* **OBJECTIVE**: Write out the entire listing below exactly, with the pictures left out.

* **EXERCISE DATA**:
──────────
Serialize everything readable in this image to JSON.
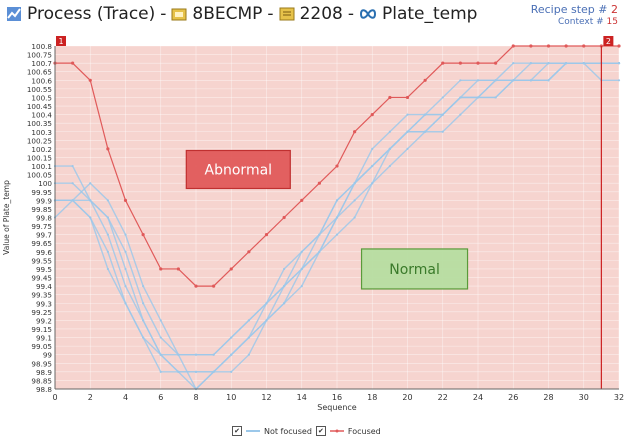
{
  "header": {
    "process": "Process (Trace)",
    "sep": "-",
    "lot": "8BECMP",
    "recipe_id": "2208",
    "parameter": "Plate_temp",
    "recipe_step_label": "Recipe step #",
    "recipe_step_value": "2",
    "context_label": "Context #",
    "context_value": "15"
  },
  "colors": {
    "normal_series": "#9cc8ea",
    "focused_series": "#e05a5a",
    "abnormal_box": "#e05a5a",
    "normal_box": "#b6dda0",
    "background": "#f6d4cf",
    "step_marker": "#cc2222"
  },
  "chart_data": {
    "type": "line",
    "xlabel": "Sequence",
    "ylabel": "Value of Plate_temp",
    "xlim": [
      0,
      32
    ],
    "ylim": [
      98.8,
      100.8
    ],
    "xticks": [
      "0",
      "2",
      "4",
      "6",
      "8",
      "10",
      "12",
      "14",
      "16",
      "18",
      "20",
      "22",
      "24",
      "26",
      "28",
      "30",
      "32"
    ],
    "yticks": [
      "100.8",
      "100.75",
      "100.7",
      "100.65",
      "100.6",
      "100.55",
      "100.5",
      "100.45",
      "100.4",
      "100.35",
      "100.3",
      "100.25",
      "100.2",
      "100.15",
      "100.1",
      "100.05",
      "100",
      "99.95",
      "99.9",
      "99.85",
      "99.8",
      "99.75",
      "99.7",
      "99.65",
      "99.6",
      "99.55",
      "99.5",
      "99.45",
      "99.4",
      "99.35",
      "99.3",
      "99.25",
      "99.2",
      "99.15",
      "99.1",
      "99.05",
      "99",
      "98.95",
      "98.9",
      "98.85",
      "98.8"
    ],
    "step_markers": [
      {
        "label": "1",
        "x": 0
      },
      {
        "label": "2",
        "x": 31
      }
    ],
    "annotations": [
      {
        "text": "Abnormal",
        "x": 10.4,
        "y": 100.08
      },
      {
        "text": "Normal",
        "x": 20.4,
        "y": 99.5
      }
    ],
    "legend": [
      {
        "label": "Not focused",
        "checked": true
      },
      {
        "label": "Focused",
        "checked": true
      }
    ],
    "focused": {
      "name": "Focused",
      "x": [
        0,
        1,
        2,
        3,
        4,
        5,
        6,
        7,
        8,
        9,
        10,
        11,
        12,
        13,
        14,
        15,
        16,
        17,
        18,
        19,
        20,
        21,
        22,
        23,
        24,
        25,
        26,
        27,
        28,
        29,
        30,
        31,
        32
      ],
      "y": [
        100.7,
        100.7,
        100.6,
        100.2,
        99.9,
        99.7,
        99.5,
        99.5,
        99.4,
        99.4,
        99.5,
        99.6,
        99.7,
        99.8,
        99.9,
        100.0,
        100.1,
        100.3,
        100.4,
        100.5,
        100.5,
        100.6,
        100.7,
        100.7,
        100.7,
        100.7,
        100.8,
        100.8,
        100.8,
        100.8,
        100.8,
        100.8,
        100.8
      ]
    },
    "normal": [
      {
        "x": [
          0,
          1,
          2,
          3,
          4,
          5,
          6,
          7,
          8,
          9,
          10,
          11,
          12,
          13,
          14,
          15,
          16,
          17,
          18,
          19,
          20,
          21,
          22,
          23,
          24,
          25,
          26,
          27,
          28,
          29,
          30,
          31,
          32
        ],
        "y": [
          99.9,
          99.9,
          99.9,
          99.8,
          99.6,
          99.3,
          99.1,
          99.0,
          99.0,
          99.0,
          99.1,
          99.2,
          99.3,
          99.4,
          99.5,
          99.7,
          99.9,
          100.0,
          100.1,
          100.2,
          100.3,
          100.4,
          100.4,
          100.5,
          100.5,
          100.5,
          100.6,
          100.6,
          100.6,
          100.7,
          100.7,
          100.7,
          100.7
        ]
      },
      {
        "x": [
          0,
          1,
          2,
          3,
          4,
          5,
          6,
          7,
          8,
          9,
          10,
          11,
          12,
          13,
          14,
          15,
          16,
          17,
          18,
          19,
          20,
          21,
          22,
          23,
          24,
          25,
          26,
          27,
          28,
          29,
          30,
          31,
          32
        ],
        "y": [
          100.0,
          100.0,
          99.9,
          99.7,
          99.4,
          99.2,
          99.0,
          98.9,
          98.9,
          98.9,
          99.0,
          99.1,
          99.2,
          99.4,
          99.6,
          99.7,
          99.8,
          100.0,
          100.1,
          100.2,
          100.3,
          100.4,
          100.4,
          100.5,
          100.5,
          100.6,
          100.6,
          100.6,
          100.7,
          100.7,
          100.7,
          100.7,
          100.7
        ]
      },
      {
        "x": [
          0,
          1,
          2,
          3,
          4,
          5,
          6,
          7,
          8,
          9,
          10,
          11,
          12,
          13,
          14,
          15,
          16,
          17,
          18,
          19,
          20,
          21,
          22,
          23,
          24,
          25,
          26,
          27,
          28,
          29,
          30,
          31,
          32
        ],
        "y": [
          99.9,
          99.9,
          99.8,
          99.6,
          99.3,
          99.1,
          98.9,
          98.9,
          98.9,
          98.9,
          99.0,
          99.1,
          99.2,
          99.3,
          99.5,
          99.6,
          99.8,
          99.9,
          100.0,
          100.2,
          100.3,
          100.3,
          100.4,
          100.5,
          100.6,
          100.6,
          100.6,
          100.7,
          100.7,
          100.7,
          100.7,
          100.7,
          100.7
        ]
      },
      {
        "x": [
          0,
          1,
          2,
          3,
          4,
          5,
          6,
          7,
          8,
          9,
          10,
          11,
          12,
          13,
          14,
          15,
          16,
          17,
          18,
          19,
          20,
          21,
          22,
          23,
          24,
          25,
          26,
          27,
          28,
          29,
          30,
          31,
          32
        ],
        "y": [
          100.1,
          100.1,
          99.9,
          99.8,
          99.5,
          99.2,
          99.0,
          99.0,
          98.8,
          98.9,
          99.0,
          99.1,
          99.3,
          99.4,
          99.5,
          99.6,
          99.8,
          100.0,
          100.1,
          100.2,
          100.3,
          100.3,
          100.4,
          100.5,
          100.5,
          100.6,
          100.6,
          100.6,
          100.6,
          100.7,
          100.7,
          100.6,
          100.6
        ]
      },
      {
        "x": [
          0,
          1,
          2,
          3,
          4,
          5,
          6,
          7,
          8,
          9,
          10,
          11,
          12,
          13,
          14,
          15,
          16,
          17,
          18,
          19,
          20,
          21,
          22,
          23,
          24,
          25,
          26,
          27,
          28,
          29,
          30,
          31,
          32
        ],
        "y": [
          99.9,
          99.9,
          99.8,
          99.5,
          99.3,
          99.1,
          99.0,
          98.9,
          98.8,
          98.9,
          98.9,
          99.0,
          99.2,
          99.3,
          99.4,
          99.6,
          99.7,
          99.8,
          100.0,
          100.1,
          100.2,
          100.3,
          100.3,
          100.4,
          100.5,
          100.5,
          100.6,
          100.6,
          100.6,
          100.7,
          100.7,
          100.7,
          100.7
        ]
      },
      {
        "x": [
          0,
          1,
          2,
          3,
          4,
          5,
          6,
          7,
          8,
          9,
          10,
          11,
          12,
          13,
          14,
          15,
          16,
          17,
          18,
          19,
          20,
          21,
          22,
          23,
          24,
          25,
          26,
          27,
          28,
          29,
          30,
          31,
          32
        ],
        "y": [
          99.8,
          99.9,
          100.0,
          99.9,
          99.7,
          99.4,
          99.2,
          99.0,
          99.0,
          99.0,
          99.1,
          99.2,
          99.3,
          99.5,
          99.6,
          99.7,
          99.9,
          100.0,
          100.2,
          100.3,
          100.4,
          100.4,
          100.5,
          100.6,
          100.6,
          100.6,
          100.7,
          100.7,
          100.7,
          100.7,
          100.7,
          100.7,
          100.7
        ]
      }
    ]
  }
}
──────────
* **WORKED ANSWER**:
Serialize everything readable in this image to JSON.
{
  "header": {
    "process": "Process (Trace)",
    "sep": "-",
    "lot": "8BECMP",
    "recipe_id": "2208",
    "parameter": "Plate_temp",
    "recipe_step_label": "Recipe step #",
    "recipe_step_value": "2",
    "context_label": "Context #",
    "context_value": "15"
  },
  "colors": {
    "normal_series": "#9cc8ea",
    "focused_series": "#e05a5a",
    "abnormal_box": "#e05a5a",
    "normal_box": "#b6dda0",
    "background": "#f6d4cf",
    "step_marker": "#cc2222"
  },
  "chart_data": {
    "type": "line",
    "xlabel": "Sequence",
    "ylabel": "Value of Plate_temp",
    "xlim": [
      0,
      32
    ],
    "ylim": [
      98.8,
      100.8
    ],
    "xticks": [
      "0",
      "2",
      "4",
      "6",
      "8",
      "10",
      "12",
      "14",
      "16",
      "18",
      "20",
      "22",
      "24",
      "26",
      "28",
      "30",
      "32"
    ],
    "yticks": [
      "100.8",
      "100.75",
      "100.7",
      "100.65",
      "100.6",
      "100.55",
      "100.5",
      "100.45",
      "100.4",
      "100.35",
      "100.3",
      "100.25",
      "100.2",
      "100.15",
      "100.1",
      "100.05",
      "100",
      "99.95",
      "99.9",
      "99.85",
      "99.8",
      "99.75",
      "99.7",
      "99.65",
      "99.6",
      "99.55",
      "99.5",
      "99.45",
      "99.4",
      "99.35",
      "99.3",
      "99.25",
      "99.2",
      "99.15",
      "99.1",
      "99.05",
      "99",
      "98.95",
      "98.9",
      "98.85",
      "98.8"
    ],
    "step_markers": [
      {
        "label": "1",
        "x": 0
      },
      {
        "label": "2",
        "x": 31
      }
    ],
    "annotations": [
      {
        "text": "Abnormal",
        "x": 10.4,
        "y": 100.08
      },
      {
        "text": "Normal",
        "x": 20.4,
        "y": 99.5
      }
    ],
    "legend": [
      {
        "label": "Not focused",
        "checked": true
      },
      {
        "label": "Focused",
        "checked": true
      }
    ],
    "focused": {
      "name": "Focused",
      "x": [
        0,
        1,
        2,
        3,
        4,
        5,
        6,
        7,
        8,
        9,
        10,
        11,
        12,
        13,
        14,
        15,
        16,
        17,
        18,
        19,
        20,
        21,
        22,
        23,
        24,
        25,
        26,
        27,
        28,
        29,
        30,
        31,
        32
      ],
      "y": [
        100.7,
        100.7,
        100.6,
        100.2,
        99.9,
        99.7,
        99.5,
        99.5,
        99.4,
        99.4,
        99.5,
        99.6,
        99.7,
        99.8,
        99.9,
        100.0,
        100.1,
        100.3,
        100.4,
        100.5,
        100.5,
        100.6,
        100.7,
        100.7,
        100.7,
        100.7,
        100.8,
        100.8,
        100.8,
        100.8,
        100.8,
        100.8,
        100.8
      ]
    },
    "normal": [
      {
        "x": [
          0,
          1,
          2,
          3,
          4,
          5,
          6,
          7,
          8,
          9,
          10,
          11,
          12,
          13,
          14,
          15,
          16,
          17,
          18,
          19,
          20,
          21,
          22,
          23,
          24,
          25,
          26,
          27,
          28,
          29,
          30,
          31,
          32
        ],
        "y": [
          99.9,
          99.9,
          99.9,
          99.8,
          99.6,
          99.3,
          99.1,
          99.0,
          99.0,
          99.0,
          99.1,
          99.2,
          99.3,
          99.4,
          99.5,
          99.7,
          99.9,
          100.0,
          100.1,
          100.2,
          100.3,
          100.4,
          100.4,
          100.5,
          100.5,
          100.5,
          100.6,
          100.6,
          100.6,
          100.7,
          100.7,
          100.7,
          100.7
        ]
      },
      {
        "x": [
          0,
          1,
          2,
          3,
          4,
          5,
          6,
          7,
          8,
          9,
          10,
          11,
          12,
          13,
          14,
          15,
          16,
          17,
          18,
          19,
          20,
          21,
          22,
          23,
          24,
          25,
          26,
          27,
          28,
          29,
          30,
          31,
          32
        ],
        "y": [
          100.0,
          100.0,
          99.9,
          99.7,
          99.4,
          99.2,
          99.0,
          98.9,
          98.9,
          98.9,
          99.0,
          99.1,
          99.2,
          99.4,
          99.6,
          99.7,
          99.8,
          100.0,
          100.1,
          100.2,
          100.3,
          100.4,
          100.4,
          100.5,
          100.5,
          100.6,
          100.6,
          100.6,
          100.7,
          100.7,
          100.7,
          100.7,
          100.7
        ]
      },
      {
        "x": [
          0,
          1,
          2,
          3,
          4,
          5,
          6,
          7,
          8,
          9,
          10,
          11,
          12,
          13,
          14,
          15,
          16,
          17,
          18,
          19,
          20,
          21,
          22,
          23,
          24,
          25,
          26,
          27,
          28,
          29,
          30,
          31,
          32
        ],
        "y": [
          99.9,
          99.9,
          99.8,
          99.6,
          99.3,
          99.1,
          98.9,
          98.9,
          98.9,
          98.9,
          99.0,
          99.1,
          99.2,
          99.3,
          99.5,
          99.6,
          99.8,
          99.9,
          100.0,
          100.2,
          100.3,
          100.3,
          100.4,
          100.5,
          100.6,
          100.6,
          100.6,
          100.7,
          100.7,
          100.7,
          100.7,
          100.7,
          100.7
        ]
      },
      {
        "x": [
          0,
          1,
          2,
          3,
          4,
          5,
          6,
          7,
          8,
          9,
          10,
          11,
          12,
          13,
          14,
          15,
          16,
          17,
          18,
          19,
          20,
          21,
          22,
          23,
          24,
          25,
          26,
          27,
          28,
          29,
          30,
          31,
          32
        ],
        "y": [
          100.1,
          100.1,
          99.9,
          99.8,
          99.5,
          99.2,
          99.0,
          99.0,
          98.8,
          98.9,
          99.0,
          99.1,
          99.3,
          99.4,
          99.5,
          99.6,
          99.8,
          100.0,
          100.1,
          100.2,
          100.3,
          100.3,
          100.4,
          100.5,
          100.5,
          100.6,
          100.6,
          100.6,
          100.6,
          100.7,
          100.7,
          100.6,
          100.6
        ]
      },
      {
        "x": [
          0,
          1,
          2,
          3,
          4,
          5,
          6,
          7,
          8,
          9,
          10,
          11,
          12,
          13,
          14,
          15,
          16,
          17,
          18,
          19,
          20,
          21,
          22,
          23,
          24,
          25,
          26,
          27,
          28,
          29,
          30,
          31,
          32
        ],
        "y": [
          99.9,
          99.9,
          99.8,
          99.5,
          99.3,
          99.1,
          99.0,
          98.9,
          98.8,
          98.9,
          98.9,
          99.0,
          99.2,
          99.3,
          99.4,
          99.6,
          99.7,
          99.8,
          100.0,
          100.1,
          100.2,
          100.3,
          100.3,
          100.4,
          100.5,
          100.5,
          100.6,
          100.6,
          100.6,
          100.7,
          100.7,
          100.7,
          100.7
        ]
      },
      {
        "x": [
          0,
          1,
          2,
          3,
          4,
          5,
          6,
          7,
          8,
          9,
          10,
          11,
          12,
          13,
          14,
          15,
          16,
          17,
          18,
          19,
          20,
          21,
          22,
          23,
          24,
          25,
          26,
          27,
          28,
          29,
          30,
          31,
          32
        ],
        "y": [
          99.8,
          99.9,
          100.0,
          99.9,
          99.7,
          99.4,
          99.2,
          99.0,
          99.0,
          99.0,
          99.1,
          99.2,
          99.3,
          99.5,
          99.6,
          99.7,
          99.9,
          100.0,
          100.2,
          100.3,
          100.4,
          100.4,
          100.5,
          100.6,
          100.6,
          100.6,
          100.7,
          100.7,
          100.7,
          100.7,
          100.7,
          100.7,
          100.7
        ]
      }
    ]
  }
}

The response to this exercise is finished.